§ **RECORDED DATA**
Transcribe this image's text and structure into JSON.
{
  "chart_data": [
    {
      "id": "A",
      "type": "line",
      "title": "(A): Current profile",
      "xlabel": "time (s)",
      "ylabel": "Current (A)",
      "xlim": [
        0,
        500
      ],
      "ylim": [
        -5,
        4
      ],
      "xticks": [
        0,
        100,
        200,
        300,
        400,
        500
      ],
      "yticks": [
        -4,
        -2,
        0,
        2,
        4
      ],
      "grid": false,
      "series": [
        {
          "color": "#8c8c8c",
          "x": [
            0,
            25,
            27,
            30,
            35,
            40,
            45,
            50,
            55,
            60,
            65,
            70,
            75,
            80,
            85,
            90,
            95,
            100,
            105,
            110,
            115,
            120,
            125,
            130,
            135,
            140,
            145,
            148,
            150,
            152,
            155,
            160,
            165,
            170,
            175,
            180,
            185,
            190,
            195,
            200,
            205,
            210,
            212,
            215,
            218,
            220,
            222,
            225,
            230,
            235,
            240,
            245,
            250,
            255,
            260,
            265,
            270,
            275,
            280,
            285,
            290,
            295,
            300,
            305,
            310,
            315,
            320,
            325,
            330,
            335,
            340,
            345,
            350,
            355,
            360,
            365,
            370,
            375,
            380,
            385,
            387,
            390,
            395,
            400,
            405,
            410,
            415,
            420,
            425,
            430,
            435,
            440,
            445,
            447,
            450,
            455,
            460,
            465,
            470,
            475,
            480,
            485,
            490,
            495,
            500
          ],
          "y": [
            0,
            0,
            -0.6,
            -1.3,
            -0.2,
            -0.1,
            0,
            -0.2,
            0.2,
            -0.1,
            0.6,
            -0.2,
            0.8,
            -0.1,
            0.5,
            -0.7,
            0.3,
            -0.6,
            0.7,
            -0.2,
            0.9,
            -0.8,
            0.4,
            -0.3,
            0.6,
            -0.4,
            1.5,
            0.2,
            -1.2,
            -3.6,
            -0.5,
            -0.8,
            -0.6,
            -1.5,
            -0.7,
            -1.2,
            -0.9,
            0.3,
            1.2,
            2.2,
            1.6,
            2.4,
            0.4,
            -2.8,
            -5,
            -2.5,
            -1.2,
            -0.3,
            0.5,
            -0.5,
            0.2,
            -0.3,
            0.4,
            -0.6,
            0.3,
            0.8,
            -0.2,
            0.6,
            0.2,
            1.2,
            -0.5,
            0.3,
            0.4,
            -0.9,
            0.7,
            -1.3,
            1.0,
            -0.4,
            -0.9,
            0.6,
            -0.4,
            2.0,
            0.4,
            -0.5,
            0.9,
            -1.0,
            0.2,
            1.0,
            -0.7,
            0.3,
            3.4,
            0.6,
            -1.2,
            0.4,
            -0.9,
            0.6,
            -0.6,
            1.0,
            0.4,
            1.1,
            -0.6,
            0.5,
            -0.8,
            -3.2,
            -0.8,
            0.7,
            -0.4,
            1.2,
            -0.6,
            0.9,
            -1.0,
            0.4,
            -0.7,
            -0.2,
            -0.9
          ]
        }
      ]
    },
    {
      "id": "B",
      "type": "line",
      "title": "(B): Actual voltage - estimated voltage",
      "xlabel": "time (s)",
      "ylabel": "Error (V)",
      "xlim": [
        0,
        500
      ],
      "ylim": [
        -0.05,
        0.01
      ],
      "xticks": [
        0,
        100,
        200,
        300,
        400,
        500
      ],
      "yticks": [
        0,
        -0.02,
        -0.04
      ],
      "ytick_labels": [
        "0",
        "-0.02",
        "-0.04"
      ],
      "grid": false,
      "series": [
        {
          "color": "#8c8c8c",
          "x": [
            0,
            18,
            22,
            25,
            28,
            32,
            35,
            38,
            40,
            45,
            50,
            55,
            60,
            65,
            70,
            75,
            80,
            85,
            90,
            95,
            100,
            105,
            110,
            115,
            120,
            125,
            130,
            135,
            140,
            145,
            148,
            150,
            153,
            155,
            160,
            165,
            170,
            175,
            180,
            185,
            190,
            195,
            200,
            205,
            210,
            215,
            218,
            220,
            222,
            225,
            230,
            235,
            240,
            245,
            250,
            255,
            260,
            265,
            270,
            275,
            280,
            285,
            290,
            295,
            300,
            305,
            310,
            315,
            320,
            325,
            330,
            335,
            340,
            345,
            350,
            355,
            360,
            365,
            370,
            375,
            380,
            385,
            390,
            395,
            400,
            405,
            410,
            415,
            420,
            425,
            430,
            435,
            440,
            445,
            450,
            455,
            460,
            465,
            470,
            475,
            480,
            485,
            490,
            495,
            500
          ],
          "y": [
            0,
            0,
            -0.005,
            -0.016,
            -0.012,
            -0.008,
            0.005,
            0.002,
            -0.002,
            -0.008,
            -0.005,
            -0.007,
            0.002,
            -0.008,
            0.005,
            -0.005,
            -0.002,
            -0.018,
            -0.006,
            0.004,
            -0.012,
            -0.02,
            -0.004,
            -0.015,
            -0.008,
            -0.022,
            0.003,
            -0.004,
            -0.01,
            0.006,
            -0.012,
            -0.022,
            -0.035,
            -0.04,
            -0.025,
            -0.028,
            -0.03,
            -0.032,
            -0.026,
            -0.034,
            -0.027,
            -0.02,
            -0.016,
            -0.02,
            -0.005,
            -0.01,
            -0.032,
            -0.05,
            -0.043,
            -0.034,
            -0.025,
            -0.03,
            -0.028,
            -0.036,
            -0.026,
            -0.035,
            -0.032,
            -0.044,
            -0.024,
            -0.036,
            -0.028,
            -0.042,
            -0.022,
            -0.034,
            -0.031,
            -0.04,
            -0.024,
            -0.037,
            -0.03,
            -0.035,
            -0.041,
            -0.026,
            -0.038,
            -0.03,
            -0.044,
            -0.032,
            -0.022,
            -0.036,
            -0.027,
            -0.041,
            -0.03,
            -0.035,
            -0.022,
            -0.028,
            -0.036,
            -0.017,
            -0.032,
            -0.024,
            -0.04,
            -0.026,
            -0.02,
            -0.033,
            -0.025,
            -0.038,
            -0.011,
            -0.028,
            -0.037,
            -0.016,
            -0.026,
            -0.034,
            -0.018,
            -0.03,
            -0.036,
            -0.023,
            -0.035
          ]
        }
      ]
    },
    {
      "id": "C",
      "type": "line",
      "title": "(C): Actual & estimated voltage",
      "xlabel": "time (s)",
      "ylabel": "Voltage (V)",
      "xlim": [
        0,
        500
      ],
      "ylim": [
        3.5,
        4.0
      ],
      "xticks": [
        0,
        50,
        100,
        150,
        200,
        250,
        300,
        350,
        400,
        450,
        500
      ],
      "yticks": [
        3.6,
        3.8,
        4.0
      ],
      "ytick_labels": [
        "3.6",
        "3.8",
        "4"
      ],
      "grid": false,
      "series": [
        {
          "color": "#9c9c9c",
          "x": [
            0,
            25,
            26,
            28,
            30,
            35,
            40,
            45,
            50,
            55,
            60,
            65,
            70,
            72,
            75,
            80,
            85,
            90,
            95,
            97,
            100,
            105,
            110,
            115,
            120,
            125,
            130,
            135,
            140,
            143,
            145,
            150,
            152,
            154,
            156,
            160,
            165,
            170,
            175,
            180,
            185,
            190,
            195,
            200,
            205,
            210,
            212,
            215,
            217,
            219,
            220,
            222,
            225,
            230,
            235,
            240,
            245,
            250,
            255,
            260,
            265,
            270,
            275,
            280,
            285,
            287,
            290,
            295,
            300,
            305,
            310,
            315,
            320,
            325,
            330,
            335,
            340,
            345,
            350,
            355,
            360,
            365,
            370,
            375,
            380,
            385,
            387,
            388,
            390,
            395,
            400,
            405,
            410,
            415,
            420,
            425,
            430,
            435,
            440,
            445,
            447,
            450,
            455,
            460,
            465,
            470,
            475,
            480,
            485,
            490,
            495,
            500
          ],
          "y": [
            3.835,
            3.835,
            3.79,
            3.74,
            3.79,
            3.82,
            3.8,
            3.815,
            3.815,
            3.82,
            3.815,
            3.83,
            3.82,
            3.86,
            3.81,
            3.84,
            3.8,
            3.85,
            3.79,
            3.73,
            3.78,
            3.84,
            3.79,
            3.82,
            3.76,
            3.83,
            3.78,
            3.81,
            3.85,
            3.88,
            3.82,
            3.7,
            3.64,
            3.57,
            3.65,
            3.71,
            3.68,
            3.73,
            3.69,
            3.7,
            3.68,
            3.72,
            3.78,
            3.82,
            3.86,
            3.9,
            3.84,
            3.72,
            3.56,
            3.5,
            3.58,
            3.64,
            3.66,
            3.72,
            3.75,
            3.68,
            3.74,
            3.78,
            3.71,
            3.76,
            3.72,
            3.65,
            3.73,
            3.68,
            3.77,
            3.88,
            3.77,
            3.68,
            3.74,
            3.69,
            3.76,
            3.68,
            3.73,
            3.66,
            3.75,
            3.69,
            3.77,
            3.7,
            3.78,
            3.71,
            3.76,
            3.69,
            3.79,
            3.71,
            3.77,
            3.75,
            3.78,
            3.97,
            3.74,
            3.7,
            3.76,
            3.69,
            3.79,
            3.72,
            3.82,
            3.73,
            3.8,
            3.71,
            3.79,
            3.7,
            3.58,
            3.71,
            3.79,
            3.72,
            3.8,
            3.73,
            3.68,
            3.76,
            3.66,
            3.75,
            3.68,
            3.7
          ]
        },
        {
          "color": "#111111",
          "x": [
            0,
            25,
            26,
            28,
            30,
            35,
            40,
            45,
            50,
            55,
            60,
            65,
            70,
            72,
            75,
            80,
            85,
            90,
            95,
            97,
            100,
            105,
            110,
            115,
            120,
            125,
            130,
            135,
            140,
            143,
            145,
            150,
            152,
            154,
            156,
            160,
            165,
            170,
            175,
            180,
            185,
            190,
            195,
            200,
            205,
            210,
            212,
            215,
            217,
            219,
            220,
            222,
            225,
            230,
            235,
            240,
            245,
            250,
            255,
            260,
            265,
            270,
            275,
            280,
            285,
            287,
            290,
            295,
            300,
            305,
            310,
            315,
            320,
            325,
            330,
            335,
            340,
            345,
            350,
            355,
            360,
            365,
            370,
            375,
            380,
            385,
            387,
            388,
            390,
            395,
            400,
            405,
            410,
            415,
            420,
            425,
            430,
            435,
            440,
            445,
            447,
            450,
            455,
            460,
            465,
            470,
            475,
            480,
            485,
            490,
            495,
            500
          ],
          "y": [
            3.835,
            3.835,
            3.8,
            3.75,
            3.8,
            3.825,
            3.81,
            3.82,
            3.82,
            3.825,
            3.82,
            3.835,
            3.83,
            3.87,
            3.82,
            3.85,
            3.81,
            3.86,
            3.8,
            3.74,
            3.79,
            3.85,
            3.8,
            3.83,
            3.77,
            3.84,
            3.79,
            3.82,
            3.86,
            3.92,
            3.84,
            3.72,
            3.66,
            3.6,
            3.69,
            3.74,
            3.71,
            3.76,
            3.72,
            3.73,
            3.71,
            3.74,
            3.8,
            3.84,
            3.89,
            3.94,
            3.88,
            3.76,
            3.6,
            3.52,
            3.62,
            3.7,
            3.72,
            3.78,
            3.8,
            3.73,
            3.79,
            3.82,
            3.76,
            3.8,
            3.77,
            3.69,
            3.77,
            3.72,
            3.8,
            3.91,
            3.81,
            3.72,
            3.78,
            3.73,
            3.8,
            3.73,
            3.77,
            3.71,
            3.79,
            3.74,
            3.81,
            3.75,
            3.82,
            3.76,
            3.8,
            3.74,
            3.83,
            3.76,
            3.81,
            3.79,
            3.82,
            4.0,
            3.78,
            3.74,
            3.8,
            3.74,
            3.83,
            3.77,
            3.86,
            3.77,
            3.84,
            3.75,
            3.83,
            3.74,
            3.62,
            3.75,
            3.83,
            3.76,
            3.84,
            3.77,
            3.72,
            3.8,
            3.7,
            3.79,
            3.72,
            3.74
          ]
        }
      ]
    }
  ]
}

§ **EXERCISE DESCRIPTION**
Find the lines containing "Actual" and pull them out.

§ **RESPONSE TO THE EXERCISE**
      "title": "(B): Actual voltage - estimated voltage",
      "title": "(C): Actual & estimated voltage",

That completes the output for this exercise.